[START Extracted material]

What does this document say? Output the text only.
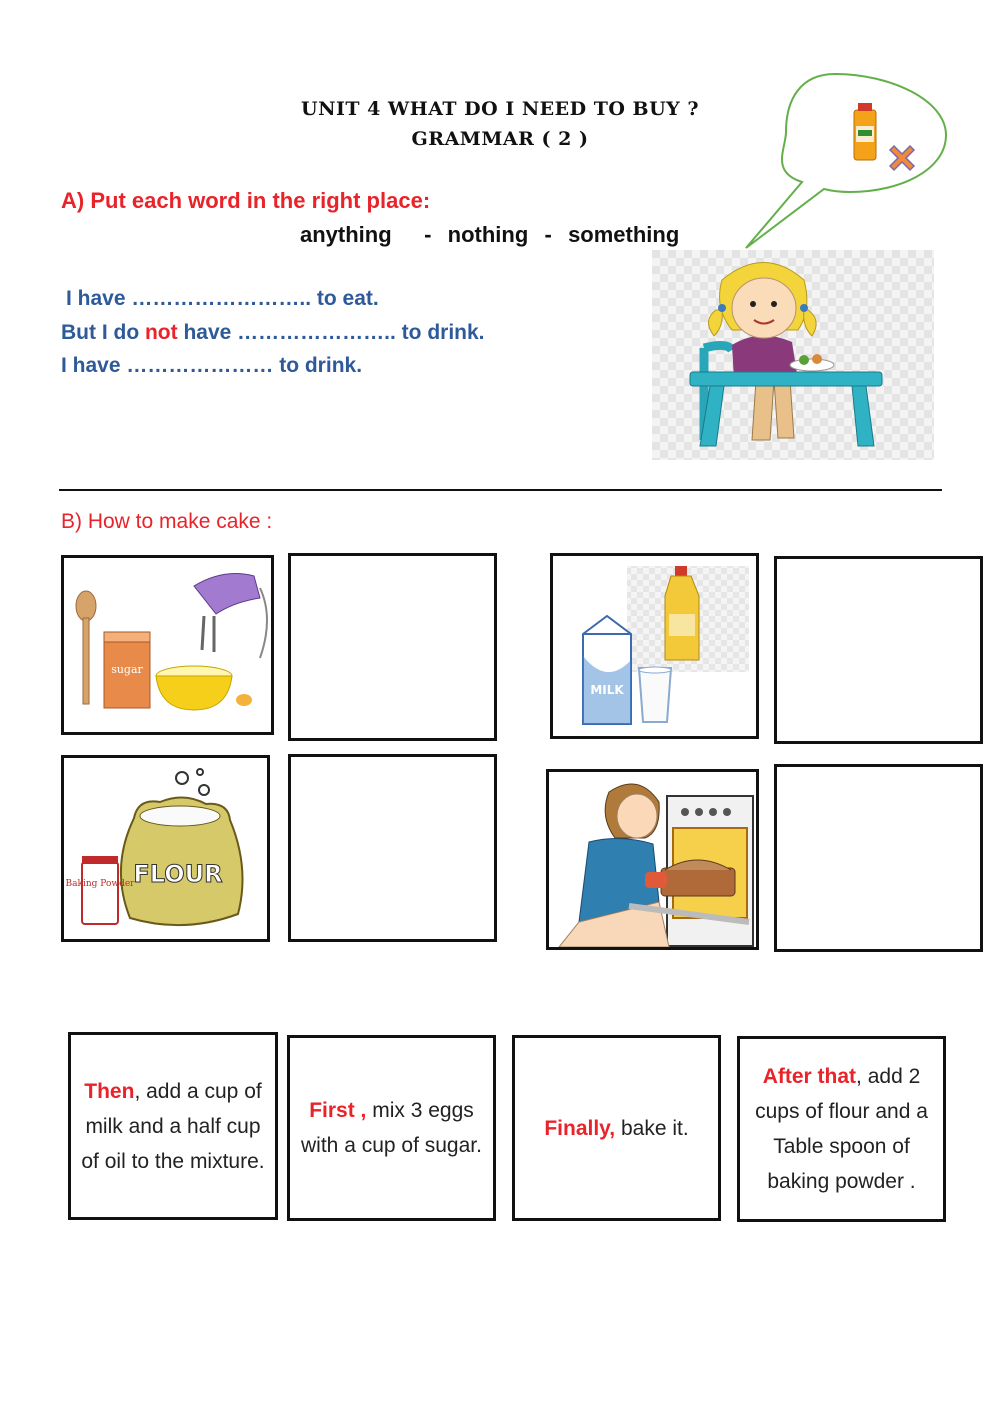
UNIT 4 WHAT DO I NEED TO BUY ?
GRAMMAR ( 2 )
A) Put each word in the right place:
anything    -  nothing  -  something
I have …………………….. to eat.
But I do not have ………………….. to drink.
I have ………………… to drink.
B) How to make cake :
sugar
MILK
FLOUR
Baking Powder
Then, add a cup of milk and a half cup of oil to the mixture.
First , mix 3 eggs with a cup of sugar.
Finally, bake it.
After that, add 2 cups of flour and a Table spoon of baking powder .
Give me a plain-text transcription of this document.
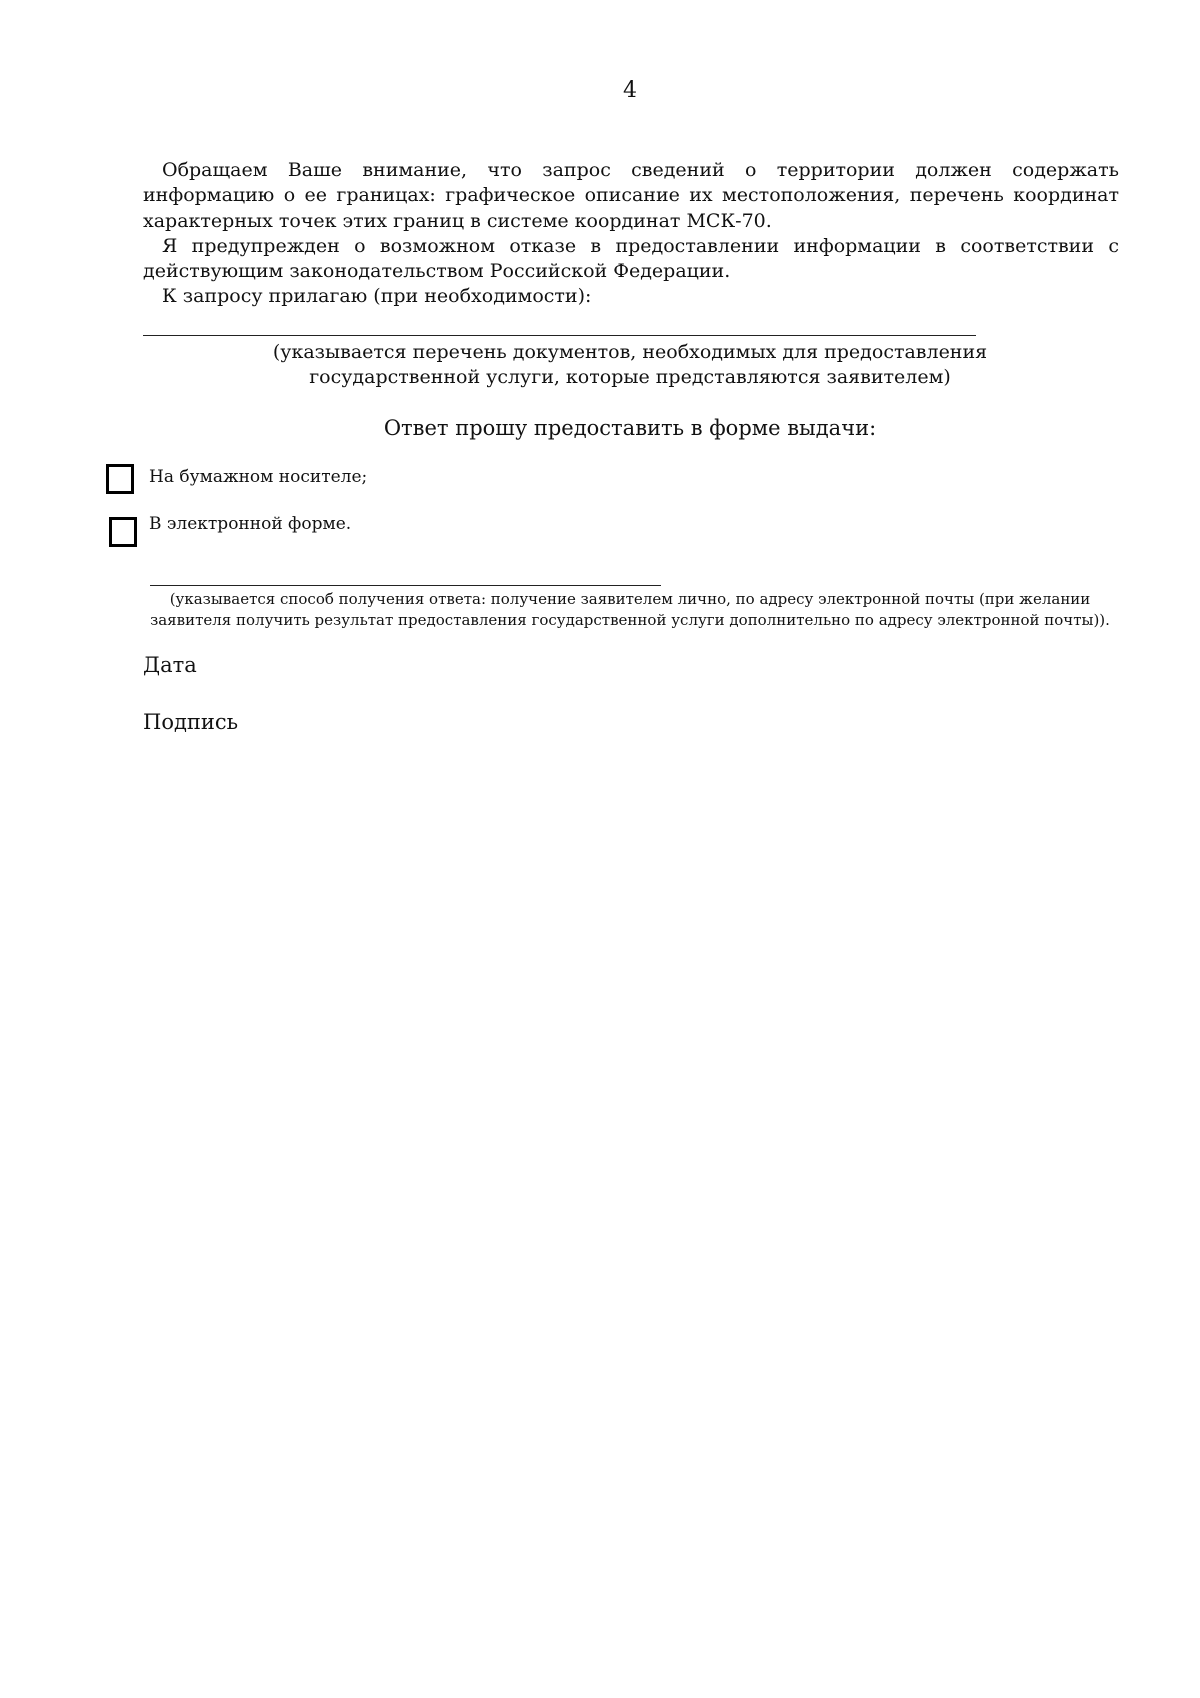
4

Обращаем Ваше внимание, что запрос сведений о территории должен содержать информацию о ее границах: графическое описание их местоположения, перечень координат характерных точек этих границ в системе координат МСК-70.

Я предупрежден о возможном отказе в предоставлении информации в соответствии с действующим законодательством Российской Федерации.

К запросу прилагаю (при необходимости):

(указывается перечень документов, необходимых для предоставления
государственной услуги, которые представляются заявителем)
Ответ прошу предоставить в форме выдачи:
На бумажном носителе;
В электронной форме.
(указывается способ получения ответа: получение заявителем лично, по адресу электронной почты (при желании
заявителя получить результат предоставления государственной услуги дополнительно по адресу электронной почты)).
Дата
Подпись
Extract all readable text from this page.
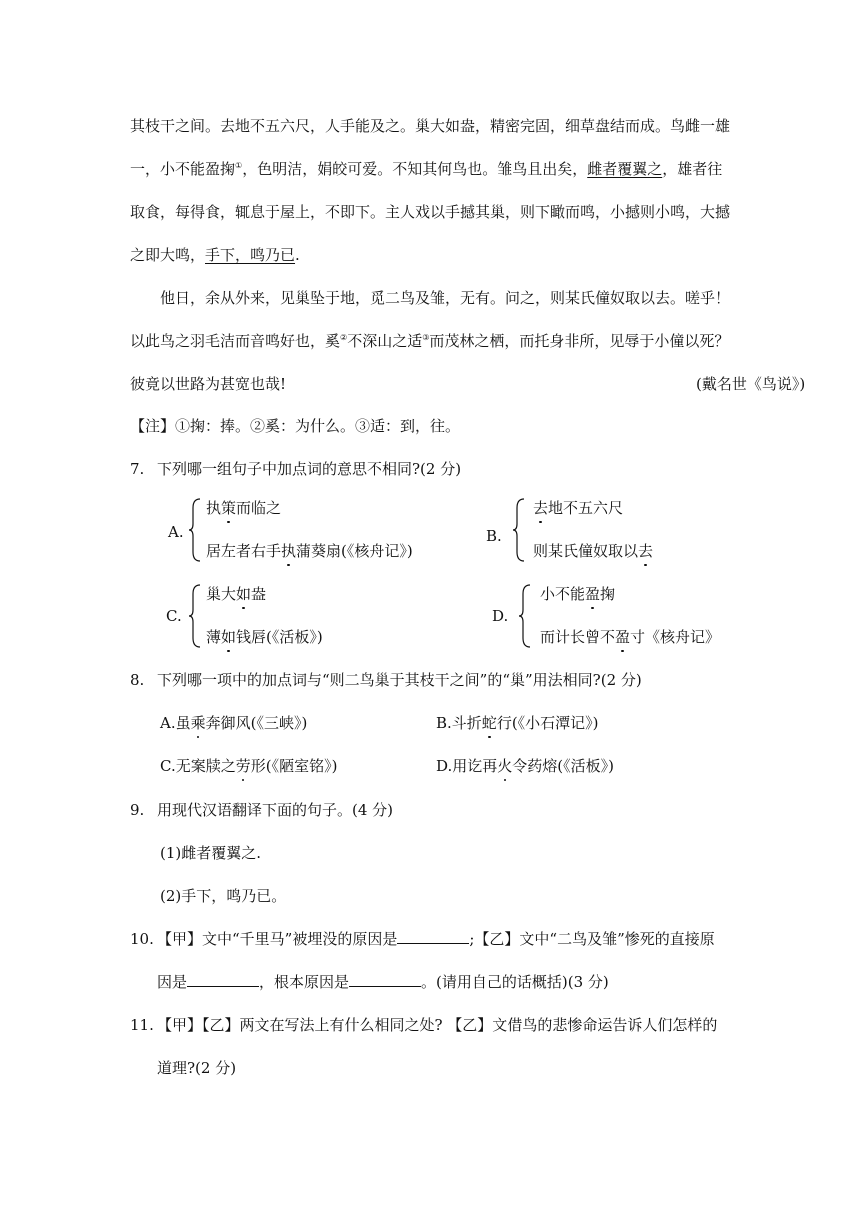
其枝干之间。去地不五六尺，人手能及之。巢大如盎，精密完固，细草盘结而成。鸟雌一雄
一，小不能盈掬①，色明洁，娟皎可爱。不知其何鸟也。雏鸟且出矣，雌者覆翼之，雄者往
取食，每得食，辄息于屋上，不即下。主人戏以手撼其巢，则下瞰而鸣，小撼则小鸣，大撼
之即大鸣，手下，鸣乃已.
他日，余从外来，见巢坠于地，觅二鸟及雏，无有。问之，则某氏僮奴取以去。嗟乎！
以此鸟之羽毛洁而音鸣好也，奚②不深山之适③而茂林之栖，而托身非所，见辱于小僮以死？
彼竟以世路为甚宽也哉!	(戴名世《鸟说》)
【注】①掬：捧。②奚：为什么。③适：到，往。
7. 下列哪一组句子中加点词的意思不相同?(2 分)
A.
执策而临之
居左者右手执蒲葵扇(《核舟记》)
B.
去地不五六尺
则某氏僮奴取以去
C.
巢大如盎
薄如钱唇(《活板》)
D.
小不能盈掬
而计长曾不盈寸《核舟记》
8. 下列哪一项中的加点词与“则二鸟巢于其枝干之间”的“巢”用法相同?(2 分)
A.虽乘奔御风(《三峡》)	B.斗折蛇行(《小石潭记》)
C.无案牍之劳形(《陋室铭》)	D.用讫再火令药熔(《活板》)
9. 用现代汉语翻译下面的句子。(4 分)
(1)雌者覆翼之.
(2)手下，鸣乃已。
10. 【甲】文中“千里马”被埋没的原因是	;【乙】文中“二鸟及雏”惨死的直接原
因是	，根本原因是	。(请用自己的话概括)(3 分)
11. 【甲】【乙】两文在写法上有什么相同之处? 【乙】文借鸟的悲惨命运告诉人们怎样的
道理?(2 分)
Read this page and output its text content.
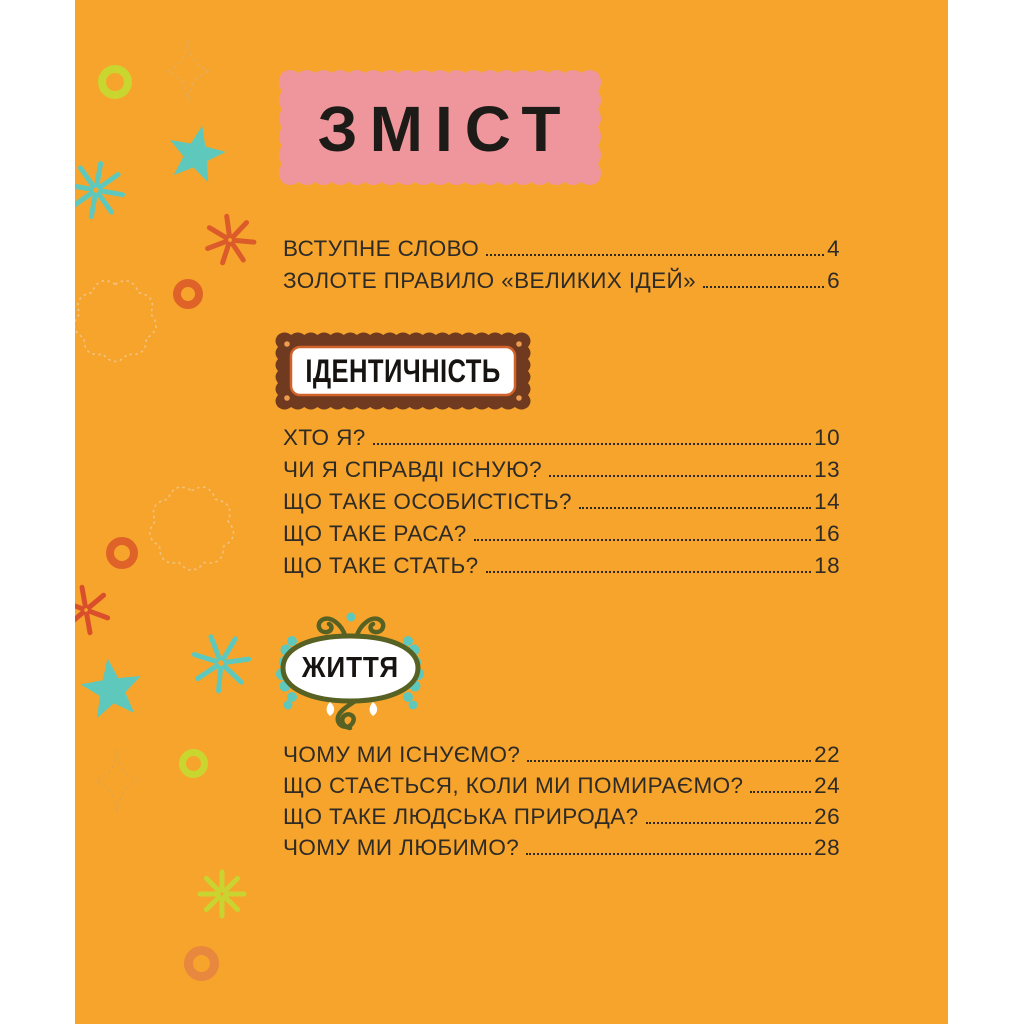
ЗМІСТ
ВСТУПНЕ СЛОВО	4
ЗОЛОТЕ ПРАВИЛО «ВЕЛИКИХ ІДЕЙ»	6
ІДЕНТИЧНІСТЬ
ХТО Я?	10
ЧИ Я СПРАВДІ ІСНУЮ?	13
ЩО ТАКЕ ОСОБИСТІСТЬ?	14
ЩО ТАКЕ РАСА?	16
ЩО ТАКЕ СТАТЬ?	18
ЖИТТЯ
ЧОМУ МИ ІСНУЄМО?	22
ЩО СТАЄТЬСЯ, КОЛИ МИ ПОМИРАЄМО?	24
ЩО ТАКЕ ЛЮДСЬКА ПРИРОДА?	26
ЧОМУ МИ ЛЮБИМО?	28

[END Extracted material]

Identify the lines above with the word "услуги". Copy them.

государственной услуги, которые представляются заявителем)
заявителя получить результат предоставления государственной услуги дополнительно по адресу электронной почты)).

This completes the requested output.